___ Available data ___
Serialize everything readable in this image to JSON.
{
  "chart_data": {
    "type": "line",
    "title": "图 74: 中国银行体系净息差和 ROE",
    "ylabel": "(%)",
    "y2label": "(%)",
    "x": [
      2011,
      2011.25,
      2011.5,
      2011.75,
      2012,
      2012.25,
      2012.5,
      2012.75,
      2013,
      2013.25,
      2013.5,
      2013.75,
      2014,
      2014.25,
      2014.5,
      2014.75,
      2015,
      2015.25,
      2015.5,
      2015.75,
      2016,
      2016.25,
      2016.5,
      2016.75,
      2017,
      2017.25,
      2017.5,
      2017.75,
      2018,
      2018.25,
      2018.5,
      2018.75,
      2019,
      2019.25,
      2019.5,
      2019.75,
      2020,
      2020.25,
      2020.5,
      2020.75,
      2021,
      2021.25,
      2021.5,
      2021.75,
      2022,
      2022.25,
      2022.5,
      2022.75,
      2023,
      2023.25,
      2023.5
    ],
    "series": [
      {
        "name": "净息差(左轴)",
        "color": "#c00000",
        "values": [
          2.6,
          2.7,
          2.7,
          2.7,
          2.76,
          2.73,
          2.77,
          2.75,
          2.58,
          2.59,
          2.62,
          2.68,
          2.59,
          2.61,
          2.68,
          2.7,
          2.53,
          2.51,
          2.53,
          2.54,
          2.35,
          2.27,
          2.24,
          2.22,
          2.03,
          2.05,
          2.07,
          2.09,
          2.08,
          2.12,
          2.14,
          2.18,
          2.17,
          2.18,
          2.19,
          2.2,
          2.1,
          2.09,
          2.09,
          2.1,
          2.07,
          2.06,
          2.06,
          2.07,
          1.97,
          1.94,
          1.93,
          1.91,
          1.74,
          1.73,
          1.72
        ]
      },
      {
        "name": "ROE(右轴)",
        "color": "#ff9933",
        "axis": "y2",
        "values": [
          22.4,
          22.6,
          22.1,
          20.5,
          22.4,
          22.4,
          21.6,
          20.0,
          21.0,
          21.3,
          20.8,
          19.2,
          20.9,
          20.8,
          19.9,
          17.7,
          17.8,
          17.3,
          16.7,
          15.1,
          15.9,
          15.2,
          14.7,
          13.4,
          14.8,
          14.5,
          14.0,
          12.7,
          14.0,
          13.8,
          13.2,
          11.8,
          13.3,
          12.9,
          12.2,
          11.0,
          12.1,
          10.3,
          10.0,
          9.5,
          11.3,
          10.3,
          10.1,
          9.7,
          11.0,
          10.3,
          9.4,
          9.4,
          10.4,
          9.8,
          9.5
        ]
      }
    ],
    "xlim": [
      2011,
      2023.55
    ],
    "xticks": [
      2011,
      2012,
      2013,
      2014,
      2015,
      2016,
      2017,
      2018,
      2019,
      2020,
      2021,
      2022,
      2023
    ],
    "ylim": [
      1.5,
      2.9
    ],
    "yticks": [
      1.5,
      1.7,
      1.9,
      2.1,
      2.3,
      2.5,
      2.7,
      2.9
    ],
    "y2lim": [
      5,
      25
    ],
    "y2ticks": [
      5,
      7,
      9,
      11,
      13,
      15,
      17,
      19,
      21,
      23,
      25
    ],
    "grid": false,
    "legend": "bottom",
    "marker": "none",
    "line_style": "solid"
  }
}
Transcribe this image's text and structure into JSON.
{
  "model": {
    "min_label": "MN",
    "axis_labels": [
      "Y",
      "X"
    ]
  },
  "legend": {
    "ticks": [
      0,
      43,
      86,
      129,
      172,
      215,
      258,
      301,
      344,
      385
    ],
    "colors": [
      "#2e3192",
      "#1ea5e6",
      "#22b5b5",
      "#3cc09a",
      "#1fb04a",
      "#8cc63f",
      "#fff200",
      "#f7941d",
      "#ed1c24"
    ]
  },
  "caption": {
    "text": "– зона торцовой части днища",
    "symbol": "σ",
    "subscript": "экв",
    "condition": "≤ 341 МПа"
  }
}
___
## Problem requirements:
Every line above needs to be retyped exactly.

## Answer to the task:
Serialize everything readable in this image to JSON.
{
  "chart_data": {
    "type": "line",
    "title": "图 74: 中国银行体系净息差和 ROE",
    "ylabel": "(%)",
    "y2label": "(%)",
    "x": [
      2011,
      2011.25,
      2011.5,
      2011.75,
      2012,
      2012.25,
      2012.5,
      2012.75,
      2013,
      2013.25,
      2013.5,
      2013.75,
      2014,
      2014.25,
      2014.5,
      2014.75,
      2015,
      2015.25,
      2015.5,
      2015.75,
      2016,
      2016.25,
      2016.5,
      2016.75,
      2017,
      2017.25,
      2017.5,
      2017.75,
      2018,
      2018.25,
      2018.5,
      2018.75,
      2019,
      2019.25,
      2019.5,
      2019.75,
      2020,
      2020.25,
      2020.5,
      2020.75,
      2021,
      2021.25,
      2021.5,
      2021.75,
      2022,
      2022.25,
      2022.5,
      2022.75,
      2023,
      2023.25,
      2023.5
    ],
    "series": [
      {
        "name": "净息差(左轴)",
        "color": "#c00000",
        "values": [
          2.6,
          2.7,
          2.7,
          2.7,
          2.76,
          2.73,
          2.77,
          2.75,
          2.58,
          2.59,
          2.62,
          2.68,
          2.59,
          2.61,
          2.68,
          2.7,
          2.53,
          2.51,
          2.53,
          2.54,
          2.35,
          2.27,
          2.24,
          2.22,
          2.03,
          2.05,
          2.07,
          2.09,
          2.08,
          2.12,
          2.14,
          2.18,
          2.17,
          2.18,
          2.19,
          2.2,
          2.1,
          2.09,
          2.09,
          2.1,
          2.07,
          2.06,
          2.06,
          2.07,
          1.97,
          1.94,
          1.93,
          1.91,
          1.74,
          1.73,
          1.72
        ]
      },
      {
        "name": "ROE(右轴)",
        "color": "#ff9933",
        "axis": "y2",
        "values": [
          22.4,
          22.6,
          22.1,
          20.5,
          22.4,
          22.4,
          21.6,
          20.0,
          21.0,
          21.3,
          20.8,
          19.2,
          20.9,
          20.8,
          19.9,
          17.7,
          17.8,
          17.3,
          16.7,
          15.1,
          15.9,
          15.2,
          14.7,
          13.4,
          14.8,
          14.5,
          14.0,
          12.7,
          14.0,
          13.8,
          13.2,
          11.8,
          13.3,
          12.9,
          12.2,
          11.0,
          12.1,
          10.3,
          10.0,
          9.5,
          11.3,
          10.3,
          10.1,
          9.7,
          11.0,
          10.3,
          9.4,
          9.4,
          10.4,
          9.8,
          9.5
        ]
      }
    ],
    "xlim": [
      2011,
      2023.55
    ],
    "xticks": [
      2011,
      2012,
      2013,
      2014,
      2015,
      2016,
      2017,
      2018,
      2019,
      2020,
      2021,
      2022,
      2023
    ],
    "ylim": [
      1.5,
      2.9
    ],
    "yticks": [
      1.5,
      1.7,
      1.9,
      2.1,
      2.3,
      2.5,
      2.7,
      2.9
    ],
    "y2lim": [
      5,
      25
    ],
    "y2ticks": [
      5,
      7,
      9,
      11,
      13,
      15,
      17,
      19,
      21,
      23,
      25
    ],
    "grid": false,
    "legend": "bottom",
    "marker": "none",
    "line_style": "solid"
  }
}
Transcribe this image's text and structure into JSON.
{
  "model": {
    "min_label": "MN",
    "axis_labels": [
      "Y",
      "X"
    ]
  },
  "legend": {
    "ticks": [
      0,
      43,
      86,
      129,
      172,
      215,
      258,
      301,
      344,
      385
    ],
    "colors": [
      "#2e3192",
      "#1ea5e6",
      "#22b5b5",
      "#3cc09a",
      "#1fb04a",
      "#8cc63f",
      "#fff200",
      "#f7941d",
      "#ed1c24"
    ]
  },
  "caption": {
    "text": "– зона торцовой части днища",
    "symbol": "σ",
    "subscript": "экв",
    "condition": "≤ 341 МПа"
  }
}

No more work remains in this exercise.